* WHAT YOU SHOULD DO *
Lift out all lines below that contain "price".

Collected data entries
====

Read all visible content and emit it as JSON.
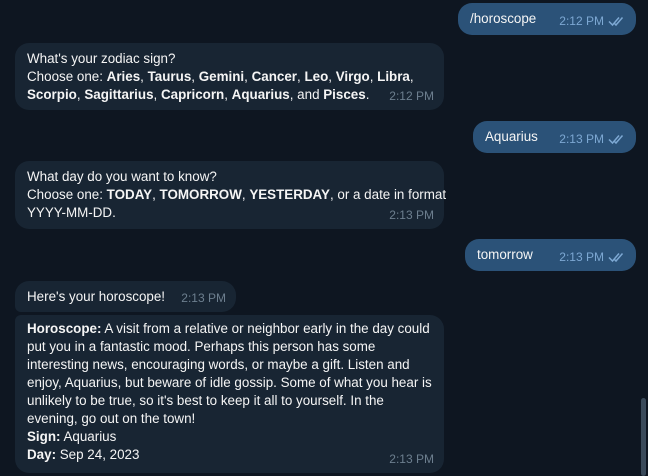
{
  "messages": [
    {
      "id": "m1",
      "direction": "out",
      "text": "/horoscope",
      "time": "2:12 PM",
      "read": true
    },
    {
      "id": "m2",
      "direction": "in",
      "line1": "What's your zodiac sign?",
      "line2_prefix": "Choose one: ",
      "signs_line2": [
        "Aries",
        "Taurus",
        "Gemini",
        "Cancer",
        "Leo",
        "Virgo",
        "Libra"
      ],
      "signs_line3": [
        "Scorpio",
        "Sagittarius",
        "Capricorn",
        "Aquarius"
      ],
      "and_word": "and",
      "last_sign": "Pisces",
      "time": "2:12 PM"
    },
    {
      "id": "m3",
      "direction": "out",
      "text": "Aquarius",
      "time": "2:13 PM",
      "read": true
    },
    {
      "id": "m4",
      "direction": "in",
      "line1": "What day do you want to know?",
      "line2_prefix": "Choose one: ",
      "opt1": "TODAY",
      "opt2": "TOMORROW",
      "opt3": "YESTERDAY",
      "line2_suffix": ", or a date in format",
      "line3": "YYYY-MM-DD.",
      "time": "2:13 PM"
    },
    {
      "id": "m5",
      "direction": "out",
      "text": "tomorrow",
      "time": "2:13 PM",
      "read": true
    },
    {
      "id": "m6",
      "direction": "in",
      "text": "Here's your horoscope!",
      "time": "2:13 PM"
    },
    {
      "id": "m7",
      "direction": "in",
      "horoscope_label": "Horoscope:",
      "horoscope_lines": [
        " A visit from a relative or neighbor early in the day could",
        "put you in a fantastic mood. Perhaps this person has some",
        "interesting news, encouraging words, or maybe a gift. Listen and",
        "enjoy, Aquarius, but beware of idle gossip. Some of what you hear is",
        "unlikely to be true, so it's best to keep it all to yourself. In the",
        "evening, go out on the town!"
      ],
      "sign_label": "Sign:",
      "sign_value": " Aquarius",
      "day_label": "Day:",
      "day_value": " Sep 24, 2023",
      "time": "2:13 PM"
    }
  ],
  "icons": {
    "read_receipt": "double-check-icon"
  },
  "colors": {
    "background": "#0e1621",
    "incoming_bubble": "#182533",
    "outgoing_bubble": "#2b5278",
    "text": "#f5f5f5",
    "incoming_time": "#6d7f8f",
    "outgoing_time": "#7da8d3"
  }
}
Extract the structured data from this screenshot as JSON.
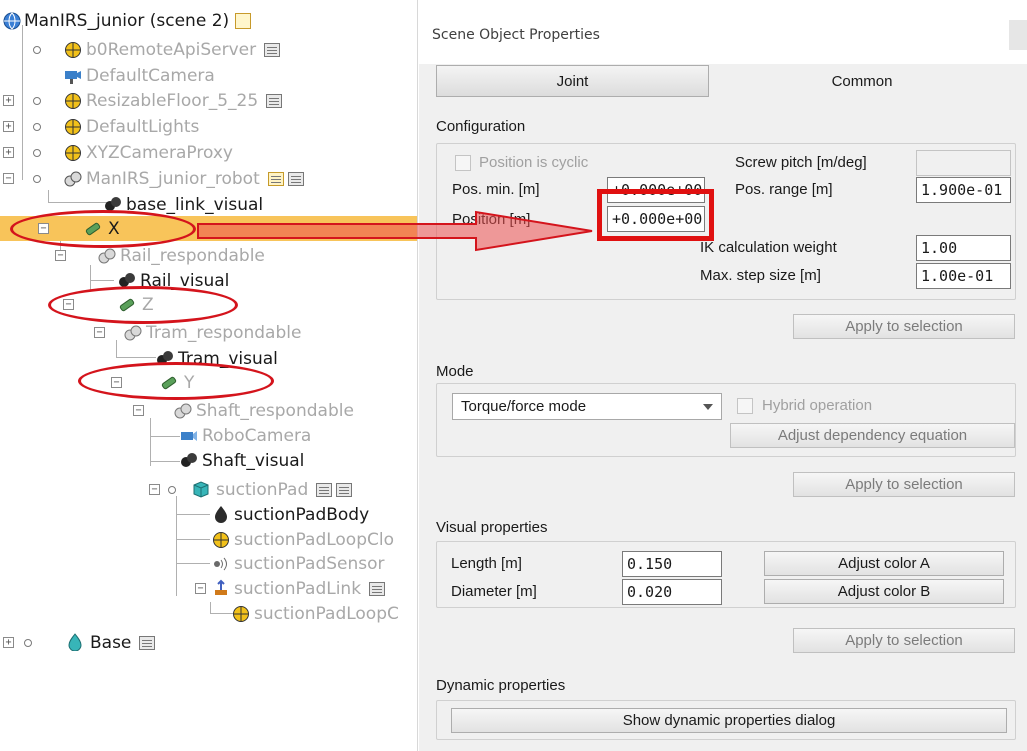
{
  "tree": {
    "items": [
      {
        "label": "ManIRS_junior (scene 2)",
        "style": "norm"
      },
      {
        "label": "b0RemoteApiServer",
        "style": "dim"
      },
      {
        "label": "DefaultCamera",
        "style": "dim"
      },
      {
        "label": "ResizableFloor_5_25",
        "style": "dim"
      },
      {
        "label": "DefaultLights",
        "style": "dim"
      },
      {
        "label": "XYZCameraProxy",
        "style": "dim"
      },
      {
        "label": "ManIRS_junior_robot",
        "style": "dim"
      },
      {
        "label": "base_link_visual",
        "style": "norm"
      },
      {
        "label": "X",
        "style": "norm"
      },
      {
        "label": "Rail_respondable",
        "style": "dim"
      },
      {
        "label": "Rail_visual",
        "style": "norm"
      },
      {
        "label": "Z",
        "style": "dim"
      },
      {
        "label": "Tram_respondable",
        "style": "dim"
      },
      {
        "label": "Tram_visual",
        "style": "norm"
      },
      {
        "label": "Y",
        "style": "dim"
      },
      {
        "label": "Shaft_respondable",
        "style": "dim"
      },
      {
        "label": "RoboCamera",
        "style": "dim"
      },
      {
        "label": "Shaft_visual",
        "style": "norm"
      },
      {
        "label": "suctionPad",
        "style": "dim"
      },
      {
        "label": "suctionPadBody",
        "style": "norm"
      },
      {
        "label": "suctionPadLoopClo",
        "style": "dim"
      },
      {
        "label": "suctionPadSensor",
        "style": "dim"
      },
      {
        "label": "suctionPadLink",
        "style": "dim"
      },
      {
        "label": "suctionPadLoopC",
        "style": "dim"
      },
      {
        "label": "Base",
        "style": "norm"
      }
    ],
    "selected_index": 8
  },
  "dialog": {
    "title": "Scene Object Properties",
    "tabs": {
      "joint": "Joint",
      "common": "Common"
    },
    "configuration": {
      "header": "Configuration",
      "position_cyclic_label": "Position is cyclic",
      "screw_pitch_label": "Screw pitch [m/deg]",
      "screw_pitch_value": "",
      "pos_min_label": "Pos. min. [m]",
      "pos_min_value": "+0.000e+00",
      "pos_range_label": "Pos. range [m]",
      "pos_range_value": "1.900e-01",
      "position_label": "Position [m]",
      "position_value": "+0.000e+00",
      "ik_weight_label": "IK calculation weight",
      "ik_weight_value": "1.00",
      "max_step_label": "Max. step size [m]",
      "max_step_value": "1.00e-01",
      "apply_label": "Apply to selection"
    },
    "mode": {
      "header": "Mode",
      "selected": "Torque/force mode",
      "hybrid_label": "Hybrid operation",
      "adjust_dependency_label": "Adjust dependency equation",
      "apply_label": "Apply to selection"
    },
    "visual": {
      "header": "Visual properties",
      "length_label": "Length [m]",
      "length_value": "0.150",
      "diameter_label": "Diameter [m]",
      "diameter_value": "0.020",
      "color_a_label": "Adjust color A",
      "color_b_label": "Adjust color B",
      "apply_label": "Apply to selection"
    },
    "dynamic": {
      "header": "Dynamic properties",
      "show_dialog_label": "Show dynamic properties dialog"
    }
  },
  "colors": {
    "selection": "#f8c45a",
    "annotation_red": "#d4141c",
    "dim_text": "#a8a8a8"
  }
}
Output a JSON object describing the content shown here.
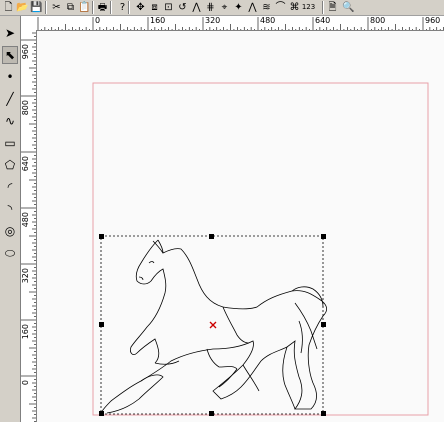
{
  "toolbar": {
    "items": [
      {
        "name": "new-file-icon",
        "glyph": "🗋"
      },
      {
        "name": "open-file-icon",
        "glyph": "📂"
      },
      {
        "name": "save-file-icon",
        "glyph": "💾"
      },
      {
        "name": "cut-icon",
        "glyph": "✂"
      },
      {
        "name": "copy-icon",
        "glyph": "⧉"
      },
      {
        "name": "paste-icon",
        "glyph": "📋"
      },
      {
        "name": "print-icon",
        "glyph": "🖶"
      },
      {
        "name": "help-icon",
        "glyph": "?"
      },
      {
        "name": "move-icon",
        "glyph": "✥"
      },
      {
        "name": "mirror-icon",
        "glyph": "⧈"
      },
      {
        "name": "scale-icon",
        "glyph": "⊡"
      },
      {
        "name": "rotate-icon",
        "glyph": "↺"
      },
      {
        "name": "flip-icon",
        "glyph": "⋀"
      },
      {
        "name": "array-icon",
        "glyph": "⋕"
      },
      {
        "name": "node-icon",
        "glyph": "⌖"
      },
      {
        "name": "origin-icon",
        "glyph": "✦"
      },
      {
        "name": "warp-icon",
        "glyph": "⋀"
      },
      {
        "name": "fill-icon",
        "glyph": "≋"
      },
      {
        "name": "weld-icon",
        "glyph": "⌒"
      },
      {
        "name": "trace-icon",
        "glyph": "⌘"
      },
      {
        "name": "number-icon",
        "glyph": "123"
      },
      {
        "name": "page-icon",
        "glyph": "🗎"
      },
      {
        "name": "zoom-icon",
        "glyph": "🔍"
      }
    ]
  },
  "left_tools": [
    {
      "name": "select-arrow-icon",
      "glyph": "➤"
    },
    {
      "name": "node-select-icon",
      "glyph": "⬉"
    },
    {
      "name": "point-icon",
      "glyph": "•"
    },
    {
      "name": "line-icon",
      "glyph": "╱"
    },
    {
      "name": "curve-icon",
      "glyph": "∿"
    },
    {
      "name": "rectangle-icon",
      "glyph": "▭"
    },
    {
      "name": "polygon-icon",
      "glyph": "⬠"
    },
    {
      "name": "arc-icon",
      "glyph": "◜"
    },
    {
      "name": "arc2-icon",
      "glyph": "◝"
    },
    {
      "name": "circle-center-icon",
      "glyph": "◎"
    },
    {
      "name": "ellipse-icon",
      "glyph": "⬭"
    }
  ],
  "hruler": {
    "labels": [
      "0",
      "160",
      "320",
      "480",
      "640",
      "800",
      "960"
    ]
  },
  "vruler": {
    "labels": [
      "960",
      "800",
      "640",
      "480",
      "320",
      "160",
      "0"
    ]
  },
  "colors": {
    "page_border": "#e8a0a8",
    "selection_marker": "#cc0000",
    "handle": "#000000"
  }
}
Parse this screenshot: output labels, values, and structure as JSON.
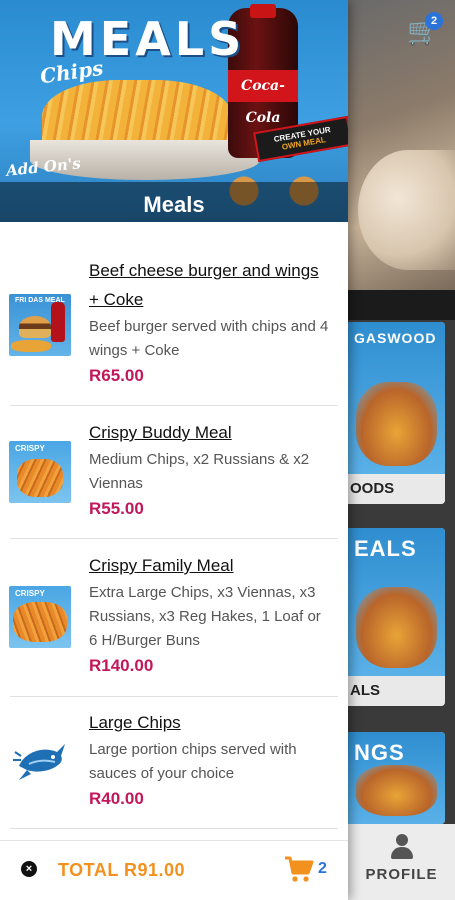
{
  "background": {
    "cart_badge": "2",
    "categories": [
      {
        "art_text": "GASWOOD",
        "label": "OODS"
      },
      {
        "art_text": "EALS",
        "label": "ALS"
      },
      {
        "art_text": "NGS",
        "label": ""
      }
    ],
    "nav": {
      "profile_label": "PROFILE"
    }
  },
  "drawer": {
    "banner": {
      "logo": "MEALS",
      "script_top": "Chips",
      "script_bottom": "Add On's",
      "bottle_label": "Coca-Cola",
      "tag_line1": "CREATE YOUR",
      "tag_line2": "OWN MEAL",
      "title": "Meals"
    },
    "items": [
      {
        "name": "Beef cheese burger and wings + Coke",
        "description": "Beef burger served with chips and 4 wings + Coke",
        "price": "R65.00",
        "thumb_text": "FRI DAS MEAL"
      },
      {
        "name": "Crispy Buddy Meal",
        "description": "Medium Chips, x2 Russians & x2 Viennas",
        "price": "R55.00",
        "thumb_text": "CRISPY"
      },
      {
        "name": "Crispy Family Meal",
        "description": "Extra Large Chips, x3 Viennas, x3 Russians, x3 Reg Hakes, 1 Loaf or 6 H/Burger Buns",
        "price": "R140.00",
        "thumb_text": "CRISPY"
      },
      {
        "name": "Large Chips",
        "description": "Large portion chips served with sauces of your choice",
        "price": "R40.00",
        "thumb_text": ""
      }
    ],
    "footer": {
      "total": "TOTAL R91.00",
      "cart_count": "2",
      "close_glyph": "×"
    }
  },
  "colors": {
    "price": "#c2185b",
    "total": "#f2911e",
    "cart_icon": "#f2911e",
    "count": "#2a73d9"
  }
}
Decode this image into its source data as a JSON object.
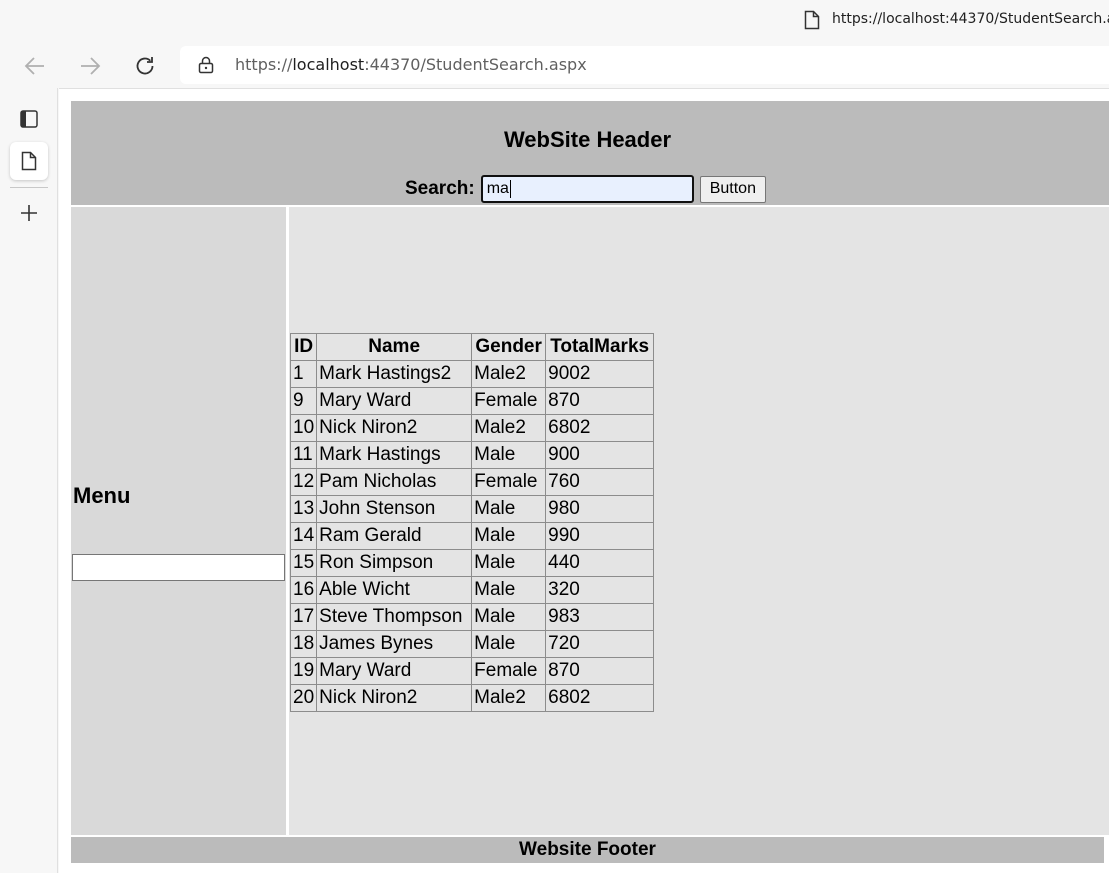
{
  "browser": {
    "tab_title": "https://localhost:44370/StudentSearch.aspx",
    "url_prefix": "https://",
    "url_host": "localhost",
    "url_rest": ":44370/StudentSearch.aspx"
  },
  "page": {
    "header_title": "WebSite Header",
    "search_label": "Search:",
    "search_value": "ma",
    "search_button": "Button",
    "menu_title": "Menu",
    "menu_input_value": "",
    "footer_title": "Website Footer"
  },
  "grid": {
    "columns": [
      "ID",
      "Name",
      "Gender",
      "TotalMarks"
    ],
    "rows": [
      [
        "1",
        "Mark Hastings2",
        "Male2",
        "9002"
      ],
      [
        "9",
        "Mary Ward",
        "Female",
        "870"
      ],
      [
        "10",
        "Nick Niron2",
        "Male2",
        "6802"
      ],
      [
        "11",
        "Mark Hastings",
        "Male",
        "900"
      ],
      [
        "12",
        "Pam Nicholas",
        "Female",
        "760"
      ],
      [
        "13",
        "John Stenson",
        "Male",
        "980"
      ],
      [
        "14",
        "Ram Gerald",
        "Male",
        "990"
      ],
      [
        "15",
        "Ron Simpson",
        "Male",
        "440"
      ],
      [
        "16",
        "Able Wicht",
        "Male",
        "320"
      ],
      [
        "17",
        "Steve Thompson",
        "Male",
        "983"
      ],
      [
        "18",
        "James Bynes",
        "Male",
        "720"
      ],
      [
        "19",
        "Mary Ward",
        "Female",
        "870"
      ],
      [
        "20",
        "Nick Niron2",
        "Male2",
        "6802"
      ]
    ]
  }
}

====

* SOLUTION *
        "price": "R65.00",
        "price": "R55.00",
        "price": "R140.00",
        "price": "R40.00",
    "price": "#c2185b",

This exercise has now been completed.